## RECORDS FOR PROCESSING
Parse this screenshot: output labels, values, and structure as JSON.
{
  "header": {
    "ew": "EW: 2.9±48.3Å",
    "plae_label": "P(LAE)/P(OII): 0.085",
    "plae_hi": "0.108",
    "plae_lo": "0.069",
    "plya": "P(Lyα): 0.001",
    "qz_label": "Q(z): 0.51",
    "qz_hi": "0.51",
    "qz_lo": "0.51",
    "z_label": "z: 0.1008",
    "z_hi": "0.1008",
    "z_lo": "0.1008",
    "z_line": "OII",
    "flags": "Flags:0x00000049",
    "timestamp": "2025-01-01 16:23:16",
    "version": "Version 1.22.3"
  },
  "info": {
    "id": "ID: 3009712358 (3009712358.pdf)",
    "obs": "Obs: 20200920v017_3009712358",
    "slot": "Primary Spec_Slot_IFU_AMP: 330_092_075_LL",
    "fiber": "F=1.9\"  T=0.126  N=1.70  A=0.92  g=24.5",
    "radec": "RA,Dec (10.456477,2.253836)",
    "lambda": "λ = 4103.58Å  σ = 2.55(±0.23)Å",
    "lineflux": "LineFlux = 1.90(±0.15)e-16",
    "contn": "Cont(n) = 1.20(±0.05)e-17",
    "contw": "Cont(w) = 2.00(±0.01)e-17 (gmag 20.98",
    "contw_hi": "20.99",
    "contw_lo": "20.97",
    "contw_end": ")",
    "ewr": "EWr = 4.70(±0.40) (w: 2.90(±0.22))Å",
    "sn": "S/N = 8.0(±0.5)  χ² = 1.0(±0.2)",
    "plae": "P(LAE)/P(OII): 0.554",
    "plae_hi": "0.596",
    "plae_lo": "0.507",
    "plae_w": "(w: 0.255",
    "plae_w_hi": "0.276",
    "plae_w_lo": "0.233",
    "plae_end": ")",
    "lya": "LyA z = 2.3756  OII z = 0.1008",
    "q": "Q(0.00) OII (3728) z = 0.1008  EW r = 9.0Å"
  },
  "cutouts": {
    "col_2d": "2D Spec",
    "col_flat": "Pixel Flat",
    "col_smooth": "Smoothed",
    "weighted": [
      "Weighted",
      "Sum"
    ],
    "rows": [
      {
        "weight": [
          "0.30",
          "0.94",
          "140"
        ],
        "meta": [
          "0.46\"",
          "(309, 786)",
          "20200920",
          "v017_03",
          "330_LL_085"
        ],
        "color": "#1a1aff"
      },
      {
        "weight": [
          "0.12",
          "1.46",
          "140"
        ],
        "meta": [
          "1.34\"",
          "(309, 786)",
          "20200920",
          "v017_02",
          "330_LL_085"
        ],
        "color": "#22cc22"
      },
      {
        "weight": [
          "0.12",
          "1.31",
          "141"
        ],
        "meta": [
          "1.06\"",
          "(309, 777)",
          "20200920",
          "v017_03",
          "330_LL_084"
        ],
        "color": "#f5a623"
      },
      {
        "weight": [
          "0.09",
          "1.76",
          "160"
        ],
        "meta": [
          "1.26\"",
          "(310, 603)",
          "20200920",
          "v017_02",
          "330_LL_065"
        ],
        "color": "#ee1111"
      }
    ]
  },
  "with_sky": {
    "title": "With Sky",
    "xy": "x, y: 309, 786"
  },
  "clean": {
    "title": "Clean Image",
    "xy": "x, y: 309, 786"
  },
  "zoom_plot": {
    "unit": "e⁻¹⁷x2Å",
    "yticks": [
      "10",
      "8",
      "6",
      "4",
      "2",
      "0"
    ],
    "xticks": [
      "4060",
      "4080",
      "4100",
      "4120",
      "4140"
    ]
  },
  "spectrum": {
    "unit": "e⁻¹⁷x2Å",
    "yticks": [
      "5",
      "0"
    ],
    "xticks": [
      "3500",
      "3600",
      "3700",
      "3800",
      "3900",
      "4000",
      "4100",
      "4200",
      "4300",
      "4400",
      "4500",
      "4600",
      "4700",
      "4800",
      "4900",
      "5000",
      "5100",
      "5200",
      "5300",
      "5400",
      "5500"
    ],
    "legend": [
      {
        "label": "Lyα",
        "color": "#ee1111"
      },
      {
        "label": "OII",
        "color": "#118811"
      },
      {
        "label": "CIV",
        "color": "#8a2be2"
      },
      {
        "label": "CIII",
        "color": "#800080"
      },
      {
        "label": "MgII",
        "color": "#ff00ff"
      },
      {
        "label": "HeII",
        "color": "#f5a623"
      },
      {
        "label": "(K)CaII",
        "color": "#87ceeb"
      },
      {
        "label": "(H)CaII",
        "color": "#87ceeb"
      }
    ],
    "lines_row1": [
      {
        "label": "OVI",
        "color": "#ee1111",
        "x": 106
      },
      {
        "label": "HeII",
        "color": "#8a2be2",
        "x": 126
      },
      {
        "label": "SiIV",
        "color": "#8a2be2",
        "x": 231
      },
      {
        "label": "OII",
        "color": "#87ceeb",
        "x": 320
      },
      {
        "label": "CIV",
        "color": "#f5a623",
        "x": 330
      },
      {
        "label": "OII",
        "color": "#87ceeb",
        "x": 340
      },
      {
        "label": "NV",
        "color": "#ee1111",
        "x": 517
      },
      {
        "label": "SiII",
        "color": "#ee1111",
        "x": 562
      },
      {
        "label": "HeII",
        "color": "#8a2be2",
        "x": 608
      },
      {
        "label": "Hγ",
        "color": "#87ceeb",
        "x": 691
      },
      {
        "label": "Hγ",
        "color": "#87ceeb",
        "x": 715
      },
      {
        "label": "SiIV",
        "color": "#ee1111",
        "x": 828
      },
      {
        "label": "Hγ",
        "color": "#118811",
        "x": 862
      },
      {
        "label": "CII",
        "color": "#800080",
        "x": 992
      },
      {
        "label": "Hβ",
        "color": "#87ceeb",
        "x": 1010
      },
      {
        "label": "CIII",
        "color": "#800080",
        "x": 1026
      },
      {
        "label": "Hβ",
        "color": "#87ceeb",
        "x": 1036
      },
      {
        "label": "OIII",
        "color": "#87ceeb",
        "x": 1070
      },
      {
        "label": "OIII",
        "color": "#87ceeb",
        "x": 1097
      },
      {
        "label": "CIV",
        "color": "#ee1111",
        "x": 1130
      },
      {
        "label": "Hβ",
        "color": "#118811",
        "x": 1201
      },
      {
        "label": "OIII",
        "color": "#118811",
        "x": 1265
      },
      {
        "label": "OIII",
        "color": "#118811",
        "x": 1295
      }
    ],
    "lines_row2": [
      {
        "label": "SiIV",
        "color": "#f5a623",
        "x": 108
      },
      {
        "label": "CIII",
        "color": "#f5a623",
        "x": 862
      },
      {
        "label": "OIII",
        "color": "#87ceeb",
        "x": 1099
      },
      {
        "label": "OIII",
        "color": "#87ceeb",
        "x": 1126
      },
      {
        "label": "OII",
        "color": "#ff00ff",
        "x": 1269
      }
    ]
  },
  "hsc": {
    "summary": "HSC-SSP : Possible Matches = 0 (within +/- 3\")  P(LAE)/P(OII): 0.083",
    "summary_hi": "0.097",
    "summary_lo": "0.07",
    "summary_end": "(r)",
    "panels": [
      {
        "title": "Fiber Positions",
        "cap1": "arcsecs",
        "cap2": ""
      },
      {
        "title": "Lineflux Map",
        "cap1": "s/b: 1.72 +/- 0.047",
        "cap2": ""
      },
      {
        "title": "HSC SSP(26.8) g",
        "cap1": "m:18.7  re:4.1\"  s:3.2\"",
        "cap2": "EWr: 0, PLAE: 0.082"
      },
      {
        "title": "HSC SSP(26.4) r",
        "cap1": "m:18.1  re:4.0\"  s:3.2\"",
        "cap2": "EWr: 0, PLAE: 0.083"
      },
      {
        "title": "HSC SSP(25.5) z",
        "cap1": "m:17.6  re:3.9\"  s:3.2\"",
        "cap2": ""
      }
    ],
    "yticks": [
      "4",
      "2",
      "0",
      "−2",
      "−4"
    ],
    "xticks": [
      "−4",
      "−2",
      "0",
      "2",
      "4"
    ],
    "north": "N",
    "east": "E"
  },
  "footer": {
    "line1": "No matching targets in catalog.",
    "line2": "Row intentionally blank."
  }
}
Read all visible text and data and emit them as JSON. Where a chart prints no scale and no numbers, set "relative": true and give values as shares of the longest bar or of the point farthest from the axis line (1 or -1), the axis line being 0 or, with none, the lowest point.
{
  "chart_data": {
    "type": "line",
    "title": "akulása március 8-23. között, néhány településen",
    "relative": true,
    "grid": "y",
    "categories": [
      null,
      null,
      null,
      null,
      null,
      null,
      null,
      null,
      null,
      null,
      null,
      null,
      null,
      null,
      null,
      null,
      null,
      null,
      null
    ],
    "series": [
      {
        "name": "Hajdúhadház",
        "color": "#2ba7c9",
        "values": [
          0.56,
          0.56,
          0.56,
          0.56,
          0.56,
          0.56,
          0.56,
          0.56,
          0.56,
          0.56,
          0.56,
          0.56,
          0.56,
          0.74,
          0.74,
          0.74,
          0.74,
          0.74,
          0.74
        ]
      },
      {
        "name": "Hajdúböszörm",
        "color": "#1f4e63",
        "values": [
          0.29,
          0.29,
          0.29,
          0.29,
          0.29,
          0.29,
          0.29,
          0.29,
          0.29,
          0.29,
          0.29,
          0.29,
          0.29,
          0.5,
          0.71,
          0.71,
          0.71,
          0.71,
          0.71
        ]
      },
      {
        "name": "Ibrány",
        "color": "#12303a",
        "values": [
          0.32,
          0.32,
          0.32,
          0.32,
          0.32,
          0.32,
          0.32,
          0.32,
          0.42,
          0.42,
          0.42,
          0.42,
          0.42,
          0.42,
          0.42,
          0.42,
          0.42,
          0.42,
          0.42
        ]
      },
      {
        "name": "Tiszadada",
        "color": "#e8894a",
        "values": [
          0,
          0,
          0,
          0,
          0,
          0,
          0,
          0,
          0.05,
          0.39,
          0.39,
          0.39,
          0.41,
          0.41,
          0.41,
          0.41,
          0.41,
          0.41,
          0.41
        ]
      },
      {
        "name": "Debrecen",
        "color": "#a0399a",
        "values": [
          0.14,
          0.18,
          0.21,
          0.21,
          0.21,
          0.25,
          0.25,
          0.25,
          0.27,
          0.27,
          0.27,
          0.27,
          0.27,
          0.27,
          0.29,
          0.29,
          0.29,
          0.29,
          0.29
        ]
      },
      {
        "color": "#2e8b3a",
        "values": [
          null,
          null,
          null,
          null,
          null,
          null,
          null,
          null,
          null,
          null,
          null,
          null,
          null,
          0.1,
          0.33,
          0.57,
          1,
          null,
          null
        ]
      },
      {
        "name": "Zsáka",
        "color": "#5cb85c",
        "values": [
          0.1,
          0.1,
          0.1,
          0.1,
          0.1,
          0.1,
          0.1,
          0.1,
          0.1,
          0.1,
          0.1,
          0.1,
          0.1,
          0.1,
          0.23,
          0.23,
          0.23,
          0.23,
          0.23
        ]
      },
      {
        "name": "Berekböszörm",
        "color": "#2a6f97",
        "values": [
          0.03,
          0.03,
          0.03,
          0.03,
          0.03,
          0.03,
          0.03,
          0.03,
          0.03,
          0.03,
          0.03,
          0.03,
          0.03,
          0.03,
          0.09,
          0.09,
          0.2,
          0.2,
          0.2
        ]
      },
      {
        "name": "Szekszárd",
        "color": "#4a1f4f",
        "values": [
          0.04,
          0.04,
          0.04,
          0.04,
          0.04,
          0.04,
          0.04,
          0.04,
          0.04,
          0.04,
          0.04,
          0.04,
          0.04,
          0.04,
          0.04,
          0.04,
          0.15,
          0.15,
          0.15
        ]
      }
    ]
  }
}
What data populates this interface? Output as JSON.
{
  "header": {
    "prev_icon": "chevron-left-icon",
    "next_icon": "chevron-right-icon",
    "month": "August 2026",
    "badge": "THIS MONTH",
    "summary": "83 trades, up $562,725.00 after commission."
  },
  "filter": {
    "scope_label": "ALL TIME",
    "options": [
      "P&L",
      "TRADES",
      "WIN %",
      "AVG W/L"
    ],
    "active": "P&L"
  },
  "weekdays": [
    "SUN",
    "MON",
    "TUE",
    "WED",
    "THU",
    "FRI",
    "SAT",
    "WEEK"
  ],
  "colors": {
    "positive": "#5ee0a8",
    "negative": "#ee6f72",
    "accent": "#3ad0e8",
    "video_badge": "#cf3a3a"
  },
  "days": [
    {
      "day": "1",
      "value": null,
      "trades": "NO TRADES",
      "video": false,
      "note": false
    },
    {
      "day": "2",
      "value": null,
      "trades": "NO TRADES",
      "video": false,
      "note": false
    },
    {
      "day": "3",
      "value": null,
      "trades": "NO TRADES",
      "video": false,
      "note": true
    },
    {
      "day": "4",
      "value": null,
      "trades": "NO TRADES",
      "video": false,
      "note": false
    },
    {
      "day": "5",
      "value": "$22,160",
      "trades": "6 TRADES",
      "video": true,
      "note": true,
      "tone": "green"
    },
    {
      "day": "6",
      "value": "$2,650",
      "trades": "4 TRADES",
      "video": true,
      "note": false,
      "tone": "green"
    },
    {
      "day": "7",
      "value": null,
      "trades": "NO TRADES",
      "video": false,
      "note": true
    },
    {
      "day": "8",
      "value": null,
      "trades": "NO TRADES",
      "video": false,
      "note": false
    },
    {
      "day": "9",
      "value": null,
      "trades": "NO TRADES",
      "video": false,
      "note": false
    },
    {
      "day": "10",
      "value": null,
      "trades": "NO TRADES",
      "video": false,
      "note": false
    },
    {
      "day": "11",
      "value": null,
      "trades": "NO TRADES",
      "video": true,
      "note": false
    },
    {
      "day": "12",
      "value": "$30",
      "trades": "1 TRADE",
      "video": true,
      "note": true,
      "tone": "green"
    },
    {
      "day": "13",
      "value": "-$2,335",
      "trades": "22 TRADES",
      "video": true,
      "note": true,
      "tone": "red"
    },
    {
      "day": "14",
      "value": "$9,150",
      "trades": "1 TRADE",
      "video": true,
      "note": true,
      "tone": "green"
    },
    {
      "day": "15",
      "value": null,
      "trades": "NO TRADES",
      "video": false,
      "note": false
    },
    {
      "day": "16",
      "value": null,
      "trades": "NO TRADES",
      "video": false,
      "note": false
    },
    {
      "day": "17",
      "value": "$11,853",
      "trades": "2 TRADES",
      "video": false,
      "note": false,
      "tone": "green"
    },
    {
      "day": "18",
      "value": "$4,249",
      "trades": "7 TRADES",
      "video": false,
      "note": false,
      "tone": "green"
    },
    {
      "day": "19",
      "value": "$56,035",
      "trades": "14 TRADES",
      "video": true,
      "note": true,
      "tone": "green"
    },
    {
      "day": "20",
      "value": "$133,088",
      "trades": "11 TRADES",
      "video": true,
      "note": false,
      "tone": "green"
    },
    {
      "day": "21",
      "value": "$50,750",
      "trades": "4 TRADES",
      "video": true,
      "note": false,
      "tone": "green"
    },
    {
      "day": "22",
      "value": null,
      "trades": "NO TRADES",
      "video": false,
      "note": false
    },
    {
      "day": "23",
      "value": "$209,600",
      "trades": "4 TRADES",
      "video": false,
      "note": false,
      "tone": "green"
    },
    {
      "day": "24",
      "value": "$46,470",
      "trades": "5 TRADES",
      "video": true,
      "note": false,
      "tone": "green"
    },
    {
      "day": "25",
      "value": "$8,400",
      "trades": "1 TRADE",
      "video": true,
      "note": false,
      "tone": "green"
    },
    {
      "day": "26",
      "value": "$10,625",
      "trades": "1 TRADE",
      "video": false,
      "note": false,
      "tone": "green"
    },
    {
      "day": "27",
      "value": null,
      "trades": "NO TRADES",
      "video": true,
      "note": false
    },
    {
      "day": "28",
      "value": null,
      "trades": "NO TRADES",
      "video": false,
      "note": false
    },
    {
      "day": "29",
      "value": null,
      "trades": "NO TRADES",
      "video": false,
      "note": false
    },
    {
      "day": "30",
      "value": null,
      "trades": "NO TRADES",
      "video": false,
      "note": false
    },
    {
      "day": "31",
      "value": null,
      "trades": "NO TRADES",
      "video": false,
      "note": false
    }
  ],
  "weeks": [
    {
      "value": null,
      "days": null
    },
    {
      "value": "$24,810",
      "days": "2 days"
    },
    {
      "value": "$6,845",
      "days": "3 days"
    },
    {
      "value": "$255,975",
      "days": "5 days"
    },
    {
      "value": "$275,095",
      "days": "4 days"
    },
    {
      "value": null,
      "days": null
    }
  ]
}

## CHALLENGE
Extract all lines of the records above that include "relative".

## THE SOLUTION
Read all visible text and data and emit them as JSON. Where a chart prints no scale and no numbers, set "relative": true and give values as shares of the longest bar or of the point farthest from the axis line (1 or -1), the axis line being 0 or, with none, the lowest point.
    "relative": true,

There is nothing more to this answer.